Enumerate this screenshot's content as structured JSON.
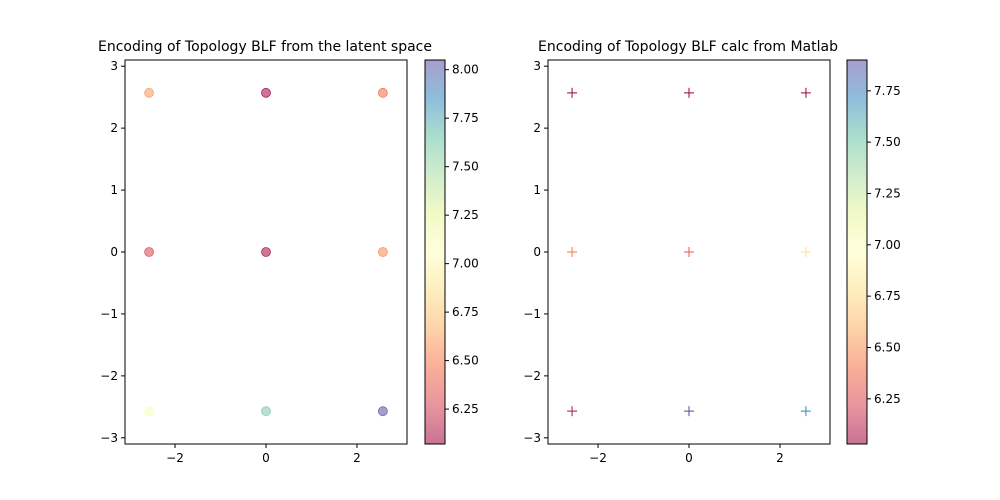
{
  "chart_data": [
    {
      "type": "scatter",
      "title": "Encoding of Topology BLF from the latent space",
      "xlabel": "",
      "ylabel": "",
      "marker": "circle",
      "xlim": [
        -3.1,
        3.1
      ],
      "ylim": [
        -3.1,
        3.1
      ],
      "xticks": [
        -2,
        0,
        2
      ],
      "xtick_labels": [
        "−2",
        "0",
        "2"
      ],
      "yticks": [
        -3,
        -2,
        -1,
        0,
        1,
        2,
        3
      ],
      "ytick_labels": [
        "−3",
        "−2",
        "−1",
        "0",
        "1",
        "2",
        "3"
      ],
      "grid": false,
      "colormap": "Spectral",
      "colorbar": {
        "range": [
          6.07,
          8.05
        ],
        "ticks": [
          6.25,
          6.5,
          6.75,
          7.0,
          7.25,
          7.5,
          7.75,
          8.0
        ],
        "tick_labels": [
          "6.25",
          "6.50",
          "6.75",
          "7.00",
          "7.25",
          "7.50",
          "7.75",
          "8.00"
        ]
      },
      "points": [
        {
          "x": -2.57,
          "y": 2.57,
          "value": 6.6
        },
        {
          "x": 0,
          "y": 2.57,
          "value": 6.07
        },
        {
          "x": 2.57,
          "y": 2.57,
          "value": 6.45
        },
        {
          "x": -2.57,
          "y": 0,
          "value": 6.3
        },
        {
          "x": 0,
          "y": 0,
          "value": 6.1
        },
        {
          "x": 2.57,
          "y": 0,
          "value": 6.55
        },
        {
          "x": -2.57,
          "y": -2.57,
          "value": 7.1
        },
        {
          "x": 0,
          "y": -2.57,
          "value": 7.6
        },
        {
          "x": 2.57,
          "y": -2.57,
          "value": 8.05
        }
      ]
    },
    {
      "type": "scatter",
      "title": "Encoding of Topology BLF calc from Matlab",
      "xlabel": "",
      "ylabel": "",
      "marker": "plus",
      "xlim": [
        -3.1,
        3.1
      ],
      "ylim": [
        -3.1,
        3.1
      ],
      "xticks": [
        -2,
        0,
        2
      ],
      "xtick_labels": [
        "−2",
        "0",
        "2"
      ],
      "yticks": [
        -3,
        -2,
        -1,
        0,
        1,
        2,
        3
      ],
      "ytick_labels": [
        "−3",
        "−2",
        "−1",
        "0",
        "1",
        "2",
        "3"
      ],
      "grid": false,
      "colormap": "Spectral",
      "colorbar": {
        "range": [
          6.03,
          7.9
        ],
        "ticks": [
          6.25,
          6.5,
          6.75,
          7.0,
          7.25,
          7.5,
          7.75
        ],
        "tick_labels": [
          "6.25",
          "6.50",
          "6.75",
          "7.00",
          "7.25",
          "7.50",
          "7.75"
        ]
      },
      "points": [
        {
          "x": -2.57,
          "y": 2.57,
          "value": 6.05
        },
        {
          "x": 0,
          "y": 2.57,
          "value": 6.05
        },
        {
          "x": 2.57,
          "y": 2.57,
          "value": 6.05
        },
        {
          "x": -2.57,
          "y": 0,
          "value": 6.45
        },
        {
          "x": 0,
          "y": 0,
          "value": 6.35
        },
        {
          "x": 2.57,
          "y": 0,
          "value": 6.8
        },
        {
          "x": -2.57,
          "y": -2.57,
          "value": 6.1
        },
        {
          "x": 0,
          "y": -2.57,
          "value": 7.9
        },
        {
          "x": 2.57,
          "y": -2.57,
          "value": 7.7
        }
      ]
    }
  ]
}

━━━━━━━━━━━━━━━━━━━━

**Exercise instructions:**
Write out every line of the preceding listing that contains "Topology".

**The output:**
      "title": "Encoding of Topology BLF from the latent space",
      "title": "Encoding of Topology BLF calc from Matlab",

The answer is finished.